* _Exercise brief_
Pictures do not belong in your copy. Repeat all the other data exactly.

Extracted data entries:

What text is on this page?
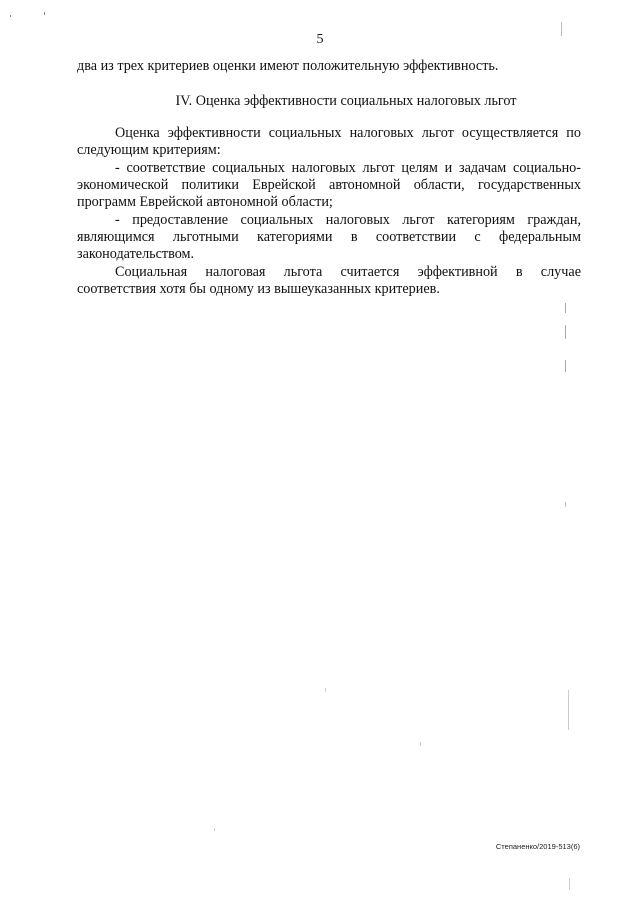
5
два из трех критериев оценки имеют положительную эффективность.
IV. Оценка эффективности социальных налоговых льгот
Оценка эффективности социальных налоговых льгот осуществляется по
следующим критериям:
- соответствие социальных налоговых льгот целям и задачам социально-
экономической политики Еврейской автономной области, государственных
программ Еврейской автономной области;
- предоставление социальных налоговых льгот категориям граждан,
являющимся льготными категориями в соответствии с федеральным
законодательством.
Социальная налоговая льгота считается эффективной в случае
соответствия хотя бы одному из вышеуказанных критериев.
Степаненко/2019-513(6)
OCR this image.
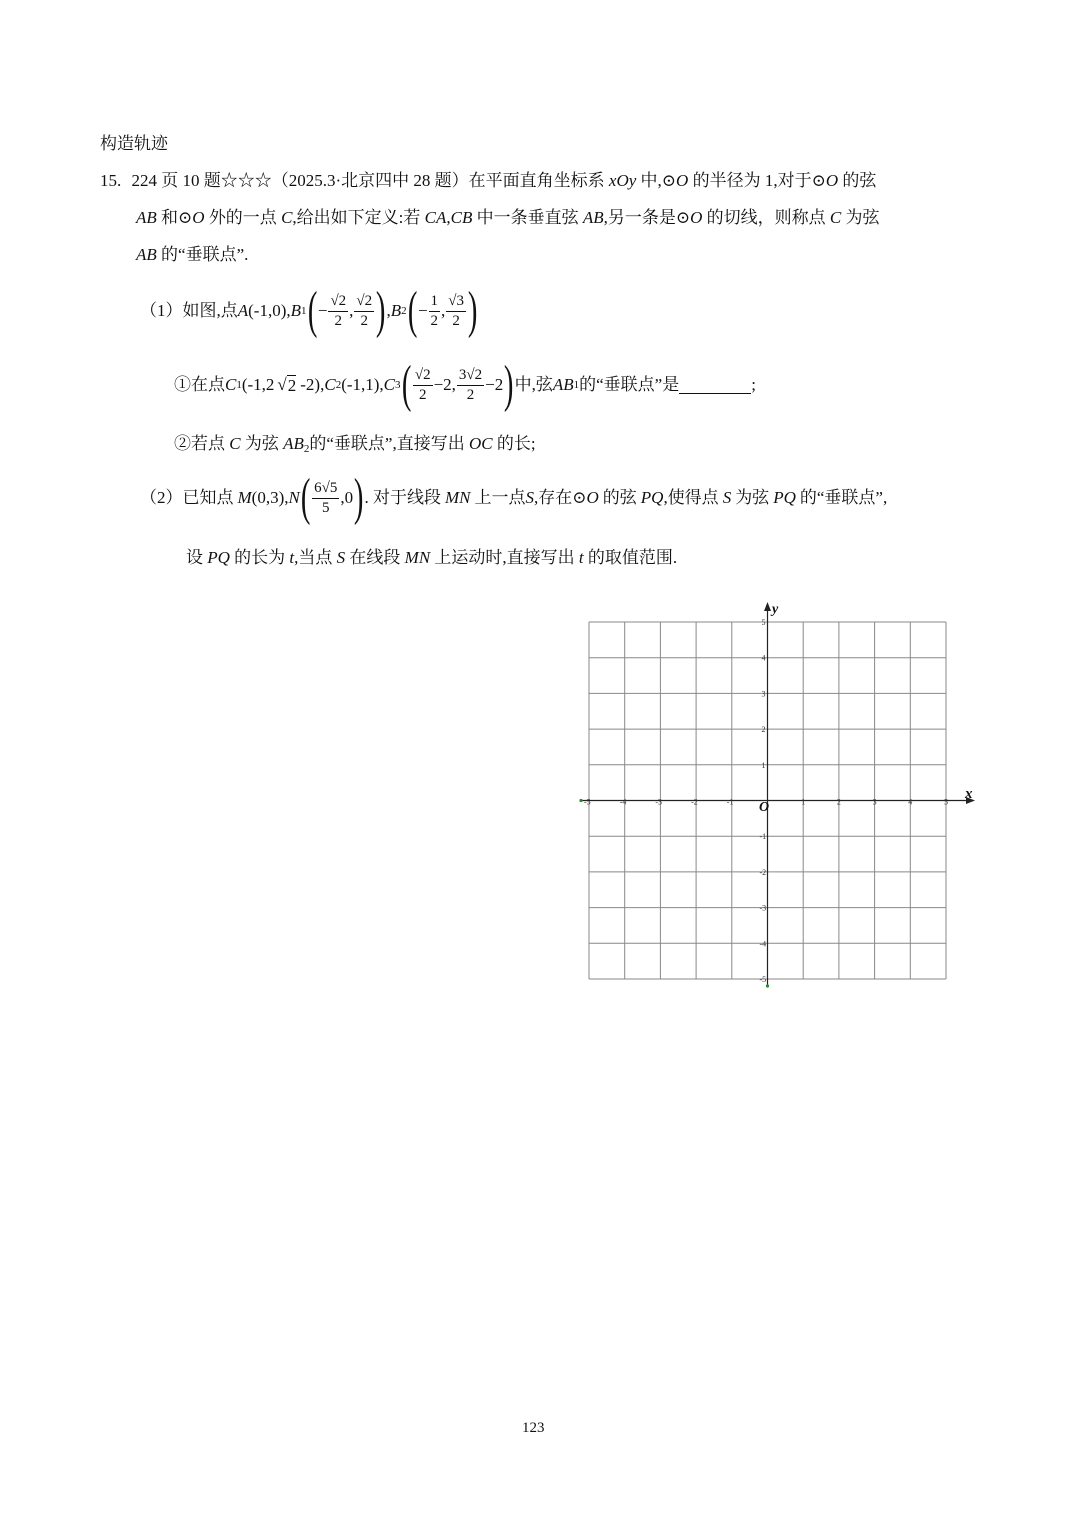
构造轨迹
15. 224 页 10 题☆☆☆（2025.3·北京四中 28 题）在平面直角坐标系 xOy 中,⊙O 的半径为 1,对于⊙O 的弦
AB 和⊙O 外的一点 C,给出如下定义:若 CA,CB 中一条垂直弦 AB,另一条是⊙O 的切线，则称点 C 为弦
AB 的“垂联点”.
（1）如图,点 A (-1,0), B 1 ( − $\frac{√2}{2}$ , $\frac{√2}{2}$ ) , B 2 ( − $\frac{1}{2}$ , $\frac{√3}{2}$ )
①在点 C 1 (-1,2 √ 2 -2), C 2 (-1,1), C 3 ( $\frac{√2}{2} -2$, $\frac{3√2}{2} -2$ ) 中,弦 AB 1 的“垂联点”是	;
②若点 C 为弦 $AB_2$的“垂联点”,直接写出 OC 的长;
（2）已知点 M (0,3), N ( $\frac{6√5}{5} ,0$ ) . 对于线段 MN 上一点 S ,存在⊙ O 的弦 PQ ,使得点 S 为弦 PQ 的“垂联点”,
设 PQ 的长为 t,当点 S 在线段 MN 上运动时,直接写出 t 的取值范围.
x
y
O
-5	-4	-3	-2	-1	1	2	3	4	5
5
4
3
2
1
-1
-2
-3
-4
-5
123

* _Finished task_
What text is on this page?
5
два из трех критериев оценки имеют положительную эффективность.
IV. Оценка эффективности социальных налоговых льгот
Оценка эффективности социальных налоговых льгот осуществляется по
следующим критериям:
- соответствие социальных налоговых льгот целям и задачам социально-
экономической политики Еврейской автономной области, государственных
программ Еврейской автономной области;
- предоставление социальных налоговых льгот категориям граждан,
являющимся льготными категориями в соответствии с федеральным
законодательством.
Социальная налоговая льгота считается эффективной в случае
соответствия хотя бы одному из вышеуказанных критериев.
Степаненко/2019-513(6)
OCR this image.
构造轨迹
15. 224 页 10 题☆☆☆（2025.3·北京四中 28 题）在平面直角坐标系 xOy 中,⊙O 的半径为 1,对于⊙O 的弦
AB 和⊙O 外的一点 C,给出如下定义:若 CA,CB 中一条垂直弦 AB,另一条是⊙O 的切线，则称点 C 为弦
AB 的“垂联点”.
（1）如图,点 A (-1,0), B 1 ( − $\frac{√2}{2}$ , $\frac{√2}{2}$ ) , B 2 ( − $\frac{1}{2}$ , $\frac{√3}{2}$ )
①在点 C 1 (-1,2 √ 2 -2), C 2 (-1,1), C 3 ( $\frac{√2}{2} -2$, $\frac{3√2}{2} -2$ ) 中,弦 AB 1 的“垂联点”是	;
②若点 C 为弦 $AB_2$的“垂联点”,直接写出 OC 的长;
（2）已知点 M (0,3), N ( $\frac{6√5}{5} ,0$ ) . 对于线段 MN 上一点 S ,存在⊙ O 的弦 PQ ,使得点 S 为弦 PQ 的“垂联点”,
设 PQ 的长为 t,当点 S 在线段 MN 上运动时,直接写出 t 的取值范围.
x
y
O
-5	-4	-3	-2	-1	1	2	3	4	5
5
4
3
2
1
-1
-2
-3
-4
-5
123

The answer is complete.